■ YOUR INSTRUCTIONS ■
Each line in the entries below that holds the string "contenidos" is to be listed.

■ RECORDS FOR THIS TASK ■
— Start —

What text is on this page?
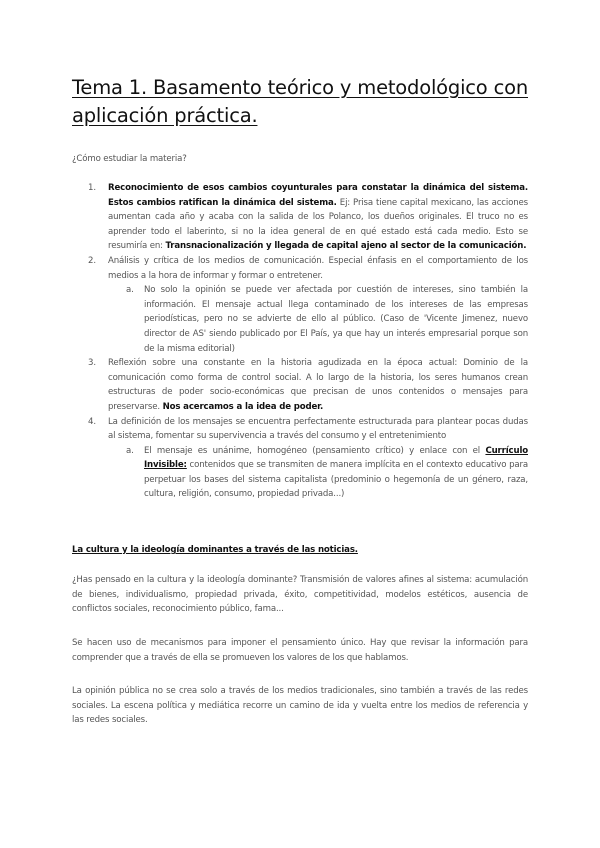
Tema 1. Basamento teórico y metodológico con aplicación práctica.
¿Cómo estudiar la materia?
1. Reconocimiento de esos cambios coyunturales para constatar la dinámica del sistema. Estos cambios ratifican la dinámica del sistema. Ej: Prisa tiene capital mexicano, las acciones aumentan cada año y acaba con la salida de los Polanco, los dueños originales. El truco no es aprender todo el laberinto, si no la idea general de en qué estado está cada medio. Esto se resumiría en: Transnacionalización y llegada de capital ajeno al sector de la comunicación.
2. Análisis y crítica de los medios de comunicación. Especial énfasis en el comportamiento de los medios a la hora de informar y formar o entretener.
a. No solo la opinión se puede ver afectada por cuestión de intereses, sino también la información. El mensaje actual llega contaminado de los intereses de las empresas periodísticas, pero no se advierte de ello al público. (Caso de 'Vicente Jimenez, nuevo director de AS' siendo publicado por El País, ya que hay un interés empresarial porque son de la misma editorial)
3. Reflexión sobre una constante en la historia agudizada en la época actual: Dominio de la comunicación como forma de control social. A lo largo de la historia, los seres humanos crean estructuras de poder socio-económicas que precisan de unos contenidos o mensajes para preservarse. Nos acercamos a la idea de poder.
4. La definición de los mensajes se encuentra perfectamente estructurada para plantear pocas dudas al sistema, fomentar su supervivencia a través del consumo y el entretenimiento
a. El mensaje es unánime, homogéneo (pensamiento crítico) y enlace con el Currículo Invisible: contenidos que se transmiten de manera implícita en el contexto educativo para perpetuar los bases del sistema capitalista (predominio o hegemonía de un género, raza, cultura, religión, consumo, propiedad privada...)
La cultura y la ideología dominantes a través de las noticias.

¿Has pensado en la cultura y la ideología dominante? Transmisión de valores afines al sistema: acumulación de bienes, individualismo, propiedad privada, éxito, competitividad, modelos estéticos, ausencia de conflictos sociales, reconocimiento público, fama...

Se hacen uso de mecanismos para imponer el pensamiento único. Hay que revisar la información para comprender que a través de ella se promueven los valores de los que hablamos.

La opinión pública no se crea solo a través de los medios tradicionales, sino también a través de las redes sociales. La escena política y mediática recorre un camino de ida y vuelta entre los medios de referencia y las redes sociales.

— End —
— Start —

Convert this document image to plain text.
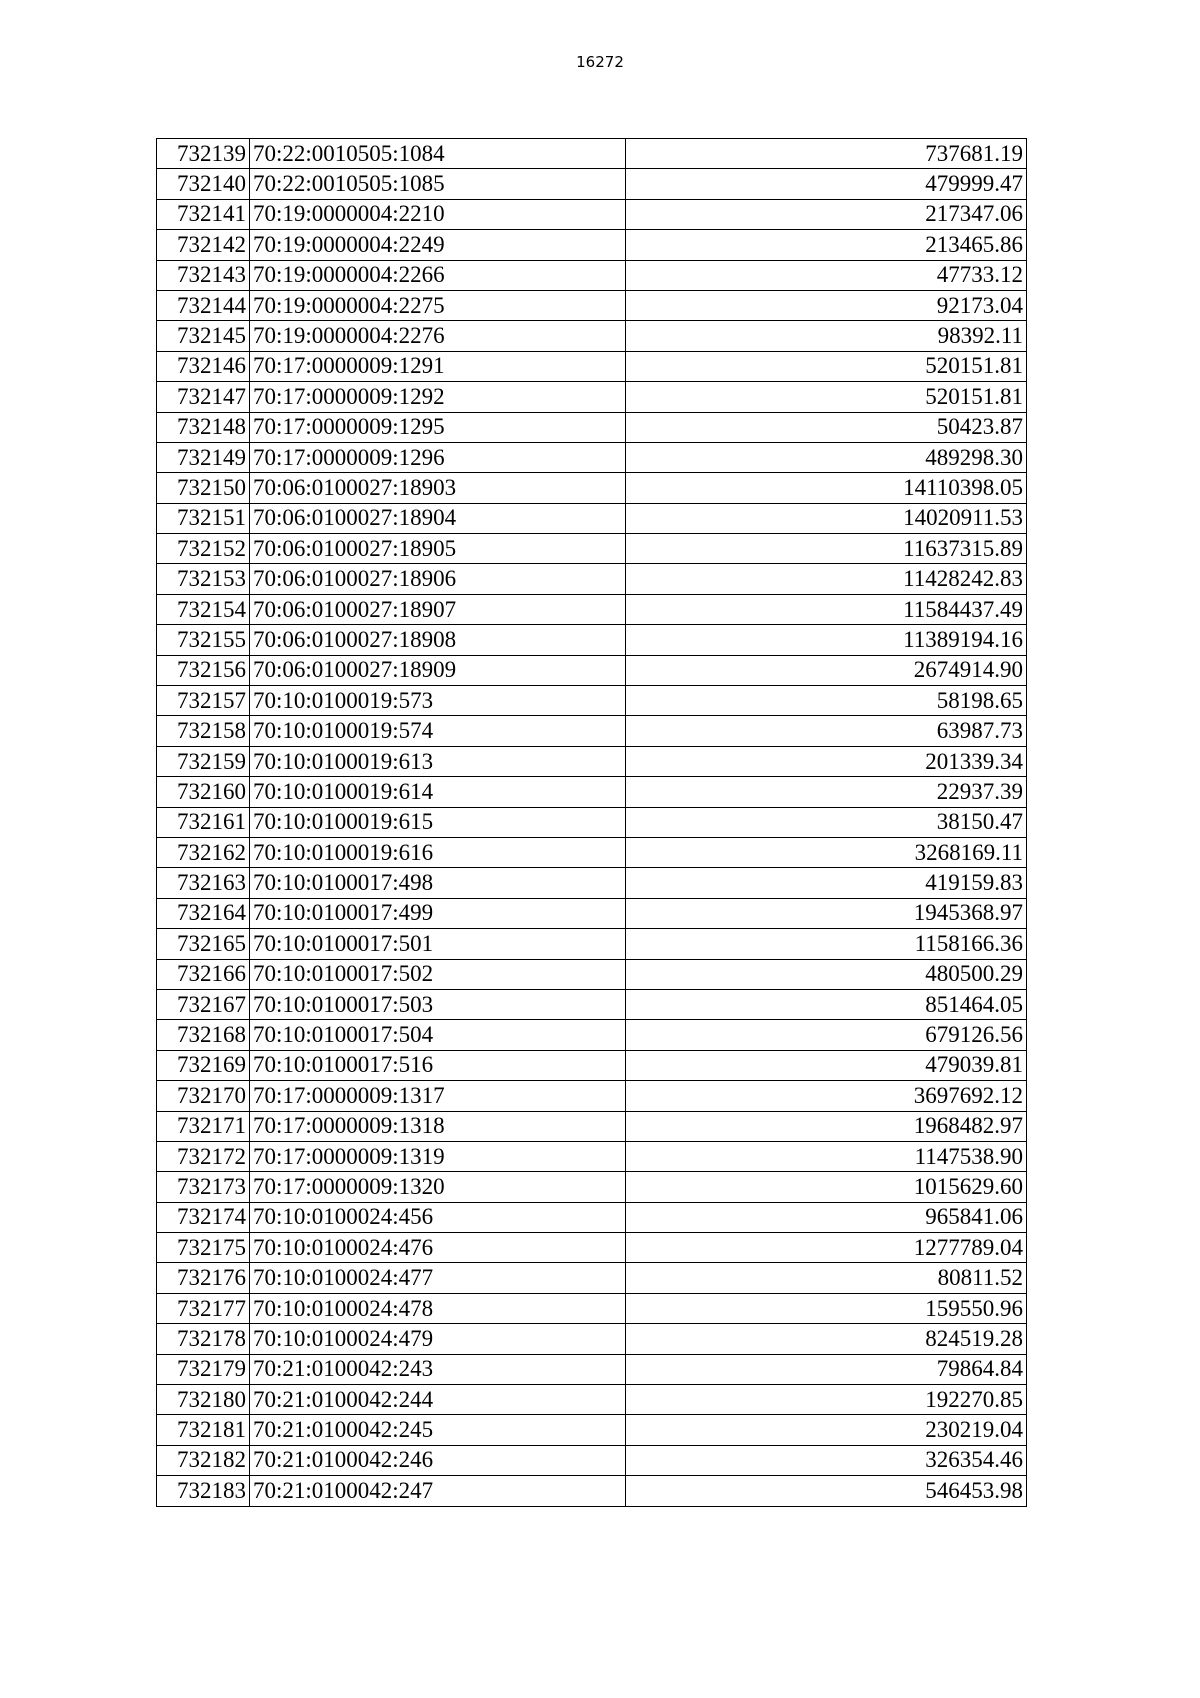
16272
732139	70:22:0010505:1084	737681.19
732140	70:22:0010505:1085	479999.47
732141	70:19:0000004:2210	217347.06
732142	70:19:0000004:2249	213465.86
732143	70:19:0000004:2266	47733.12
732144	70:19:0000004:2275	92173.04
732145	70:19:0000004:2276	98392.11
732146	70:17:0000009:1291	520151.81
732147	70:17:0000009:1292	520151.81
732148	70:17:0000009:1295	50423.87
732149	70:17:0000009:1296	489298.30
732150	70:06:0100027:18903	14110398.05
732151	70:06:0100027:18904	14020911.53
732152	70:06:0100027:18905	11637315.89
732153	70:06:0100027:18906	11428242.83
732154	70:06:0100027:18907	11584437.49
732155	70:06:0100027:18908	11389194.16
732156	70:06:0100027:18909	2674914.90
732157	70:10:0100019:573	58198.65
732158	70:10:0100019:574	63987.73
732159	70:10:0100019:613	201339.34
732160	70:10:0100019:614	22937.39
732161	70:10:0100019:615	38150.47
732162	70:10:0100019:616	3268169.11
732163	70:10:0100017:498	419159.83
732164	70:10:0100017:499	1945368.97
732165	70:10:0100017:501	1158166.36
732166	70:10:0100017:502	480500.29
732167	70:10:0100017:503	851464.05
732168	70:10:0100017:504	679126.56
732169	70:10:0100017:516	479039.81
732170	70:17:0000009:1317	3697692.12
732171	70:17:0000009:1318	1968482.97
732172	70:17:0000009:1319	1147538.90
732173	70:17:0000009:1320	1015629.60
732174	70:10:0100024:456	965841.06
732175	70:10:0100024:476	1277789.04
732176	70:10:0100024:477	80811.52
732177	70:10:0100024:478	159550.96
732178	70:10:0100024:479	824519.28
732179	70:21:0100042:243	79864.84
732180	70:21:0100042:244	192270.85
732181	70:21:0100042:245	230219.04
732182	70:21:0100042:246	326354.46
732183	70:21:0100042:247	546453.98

— End —

■ EXERCISE OUTPUT ■
3. Reflexión sobre una constante en la historia agudizada en la época actual: Dominio de la comunicación como forma de control social. A lo largo de la historia, los seres humanos crean estructuras de poder socio-económicas que precisan de unos contenidos o mensajes para preservarse. Nos acercamos a la idea de poder.
a. El mensaje es unánime, homogéneo (pensamiento crítico) y enlace con el Currículo Invisible: contenidos que se transmiten de manera implícita en el contexto educativo para perpetuar los bases del sistema capitalista (predominio o hegemonía de un género, raza, cultura, religión, consumo, propiedad privada...)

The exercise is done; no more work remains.